# [İstenenler]
Vergi barışı konulu metinde "Bakın, ben burada" ifadesini içeren sözlerle açılıp "hiçbir şey yok." ile kapanan bölümü hiçbir değişiklik yapmadan yeniden yazın.

# [Verilen Metin]

☆ ☆ ☆ ☆ ☆

Bakın, ben burada birkaç rakam vereyim: 2003'te vergi barışı yapıldıktan sonra -6 defa dedik- son 2014'te bir vergi barışı yapılmış. Şimdi ne oluyor yani neden oluyor? Bakıyorsunuz, belki buradaki bu aflarda devletin alacakları düşmüş olabilir diye düşünüyorsunuz, baktığınızda geçen af zamanında 100 milyar alacak var, bugünkü noktaya geldiğinizde yüzde 58 artmış, 158 milyara çıkmış. Vergiler ödenemez durumda. Neden ödenemiyor vergiler? Çünkü küçük esnafa yaptığınız hiçbir şey yok.

☆ ☆ ☆ ☆ ☆

# [Veri Kesiti]
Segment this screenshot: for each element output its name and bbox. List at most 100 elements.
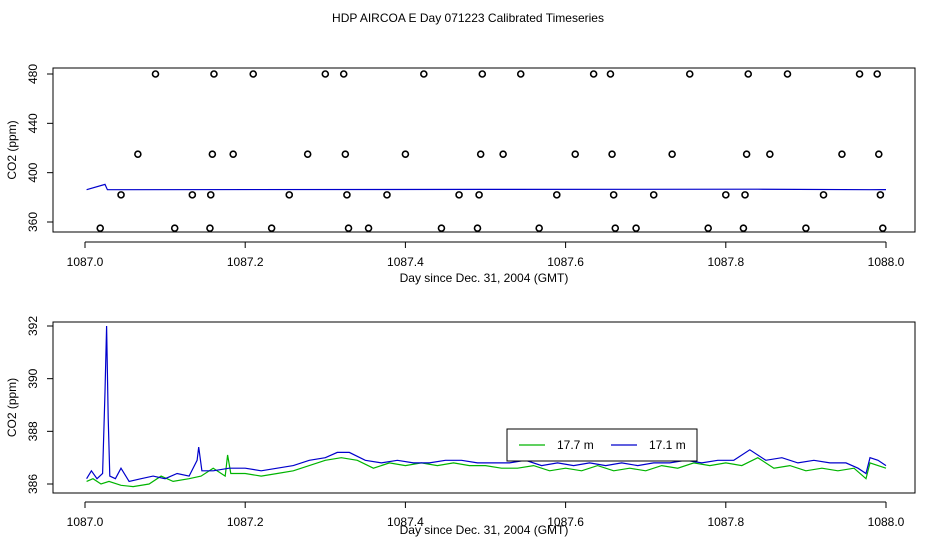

☆ ☆ ☆ ☆ ☆

# [Çözümlü Yanıt]
Bakın, ben burada birkaç rakam vereyim: 2003'te vergi barışı yapıldıktan sonra -6 defa dedik- son 2014'te bir vergi barışı yapılmış. Şimdi ne oluyor yani neden oluyor? Bakıyorsunuz, belki buradaki bu aflarda devletin alacakları düşmüş olabilir diye düşünüyorsunuz, baktığınızda geçen af zamanında 100 milyar alacak var, bugünkü noktaya geldiğinizde yüzde 58 artmış, 158 milyara çıkmış. Vergiler ödenemez durumda. Neden ödenemiyor vergiler? Çünkü küçük esnafa yaptığınız hiçbir şey yok.